• [Written instruction]:
Write out the records below word for word, please.
── Listed entries ──
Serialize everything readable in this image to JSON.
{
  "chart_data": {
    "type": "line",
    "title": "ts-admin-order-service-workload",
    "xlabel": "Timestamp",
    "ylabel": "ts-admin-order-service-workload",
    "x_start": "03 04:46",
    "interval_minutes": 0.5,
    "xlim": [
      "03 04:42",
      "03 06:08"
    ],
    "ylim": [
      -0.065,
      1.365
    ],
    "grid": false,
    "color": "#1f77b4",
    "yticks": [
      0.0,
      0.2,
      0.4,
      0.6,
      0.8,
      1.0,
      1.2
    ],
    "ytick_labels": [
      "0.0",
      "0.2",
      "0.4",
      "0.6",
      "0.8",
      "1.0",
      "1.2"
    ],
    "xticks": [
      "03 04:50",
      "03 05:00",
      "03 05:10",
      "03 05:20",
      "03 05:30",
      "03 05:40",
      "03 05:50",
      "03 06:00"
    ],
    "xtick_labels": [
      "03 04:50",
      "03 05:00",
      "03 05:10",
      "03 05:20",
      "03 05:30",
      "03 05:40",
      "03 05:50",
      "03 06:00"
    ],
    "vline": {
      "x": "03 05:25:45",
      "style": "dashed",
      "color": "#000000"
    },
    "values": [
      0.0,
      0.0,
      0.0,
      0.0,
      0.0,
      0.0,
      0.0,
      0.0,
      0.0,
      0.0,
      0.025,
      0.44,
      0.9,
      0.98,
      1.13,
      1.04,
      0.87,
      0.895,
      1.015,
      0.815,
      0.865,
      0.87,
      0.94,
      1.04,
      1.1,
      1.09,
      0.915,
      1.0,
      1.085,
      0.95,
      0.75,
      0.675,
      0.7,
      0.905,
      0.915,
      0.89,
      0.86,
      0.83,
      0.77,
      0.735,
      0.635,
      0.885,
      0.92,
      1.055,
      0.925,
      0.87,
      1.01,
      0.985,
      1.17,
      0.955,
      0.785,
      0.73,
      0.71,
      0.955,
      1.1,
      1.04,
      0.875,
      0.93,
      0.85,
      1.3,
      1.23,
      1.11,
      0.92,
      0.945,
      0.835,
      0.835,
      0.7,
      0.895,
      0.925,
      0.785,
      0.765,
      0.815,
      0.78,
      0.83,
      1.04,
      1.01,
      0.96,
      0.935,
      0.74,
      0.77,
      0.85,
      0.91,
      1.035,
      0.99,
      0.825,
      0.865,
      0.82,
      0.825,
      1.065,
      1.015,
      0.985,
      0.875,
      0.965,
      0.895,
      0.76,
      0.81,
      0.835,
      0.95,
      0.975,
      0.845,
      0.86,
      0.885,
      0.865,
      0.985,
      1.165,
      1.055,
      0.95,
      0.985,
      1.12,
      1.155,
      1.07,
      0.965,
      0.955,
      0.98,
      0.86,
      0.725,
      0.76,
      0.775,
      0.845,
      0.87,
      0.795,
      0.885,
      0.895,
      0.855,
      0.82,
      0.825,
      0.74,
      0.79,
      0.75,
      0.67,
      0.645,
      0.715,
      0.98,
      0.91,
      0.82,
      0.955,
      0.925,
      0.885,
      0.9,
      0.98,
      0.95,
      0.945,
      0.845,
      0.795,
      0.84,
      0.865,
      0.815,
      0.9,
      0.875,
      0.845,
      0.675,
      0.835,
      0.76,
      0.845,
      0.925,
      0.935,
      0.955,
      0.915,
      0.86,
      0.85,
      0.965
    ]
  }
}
───
• [Solution to this task]:
Serialize everything readable in this image to JSON.
{
  "chart_data": {
    "type": "line",
    "title": "ts-admin-order-service-workload",
    "xlabel": "Timestamp",
    "ylabel": "ts-admin-order-service-workload",
    "x_start": "03 04:46",
    "interval_minutes": 0.5,
    "xlim": [
      "03 04:42",
      "03 06:08"
    ],
    "ylim": [
      -0.065,
      1.365
    ],
    "grid": false,
    "color": "#1f77b4",
    "yticks": [
      0.0,
      0.2,
      0.4,
      0.6,
      0.8,
      1.0,
      1.2
    ],
    "ytick_labels": [
      "0.0",
      "0.2",
      "0.4",
      "0.6",
      "0.8",
      "1.0",
      "1.2"
    ],
    "xticks": [
      "03 04:50",
      "03 05:00",
      "03 05:10",
      "03 05:20",
      "03 05:30",
      "03 05:40",
      "03 05:50",
      "03 06:00"
    ],
    "xtick_labels": [
      "03 04:50",
      "03 05:00",
      "03 05:10",
      "03 05:20",
      "03 05:30",
      "03 05:40",
      "03 05:50",
      "03 06:00"
    ],
    "vline": {
      "x": "03 05:25:45",
      "style": "dashed",
      "color": "#000000"
    },
    "values": [
      0.0,
      0.0,
      0.0,
      0.0,
      0.0,
      0.0,
      0.0,
      0.0,
      0.0,
      0.0,
      0.025,
      0.44,
      0.9,
      0.98,
      1.13,
      1.04,
      0.87,
      0.895,
      1.015,
      0.815,
      0.865,
      0.87,
      0.94,
      1.04,
      1.1,
      1.09,
      0.915,
      1.0,
      1.085,
      0.95,
      0.75,
      0.675,
      0.7,
      0.905,
      0.915,
      0.89,
      0.86,
      0.83,
      0.77,
      0.735,
      0.635,
      0.885,
      0.92,
      1.055,
      0.925,
      0.87,
      1.01,
      0.985,
      1.17,
      0.955,
      0.785,
      0.73,
      0.71,
      0.955,
      1.1,
      1.04,
      0.875,
      0.93,
      0.85,
      1.3,
      1.23,
      1.11,
      0.92,
      0.945,
      0.835,
      0.835,
      0.7,
      0.895,
      0.925,
      0.785,
      0.765,
      0.815,
      0.78,
      0.83,
      1.04,
      1.01,
      0.96,
      0.935,
      0.74,
      0.77,
      0.85,
      0.91,
      1.035,
      0.99,
      0.825,
      0.865,
      0.82,
      0.825,
      1.065,
      1.015,
      0.985,
      0.875,
      0.965,
      0.895,
      0.76,
      0.81,
      0.835,
      0.95,
      0.975,
      0.845,
      0.86,
      0.885,
      0.865,
      0.985,
      1.165,
      1.055,
      0.95,
      0.985,
      1.12,
      1.155,
      1.07,
      0.965,
      0.955,
      0.98,
      0.86,
      0.725,
      0.76,
      0.775,
      0.845,
      0.87,
      0.795,
      0.885,
      0.895,
      0.855,
      0.82,
      0.825,
      0.74,
      0.79,
      0.75,
      0.67,
      0.645,
      0.715,
      0.98,
      0.91,
      0.82,
      0.955,
      0.925,
      0.885,
      0.9,
      0.98,
      0.95,
      0.945,
      0.845,
      0.795,
      0.84,
      0.865,
      0.815,
      0.9,
      0.875,
      0.845,
      0.675,
      0.835,
      0.76,
      0.845,
      0.925,
      0.935,
      0.955,
      0.915,
      0.86,
      0.85,
      0.965
    ]
  }
}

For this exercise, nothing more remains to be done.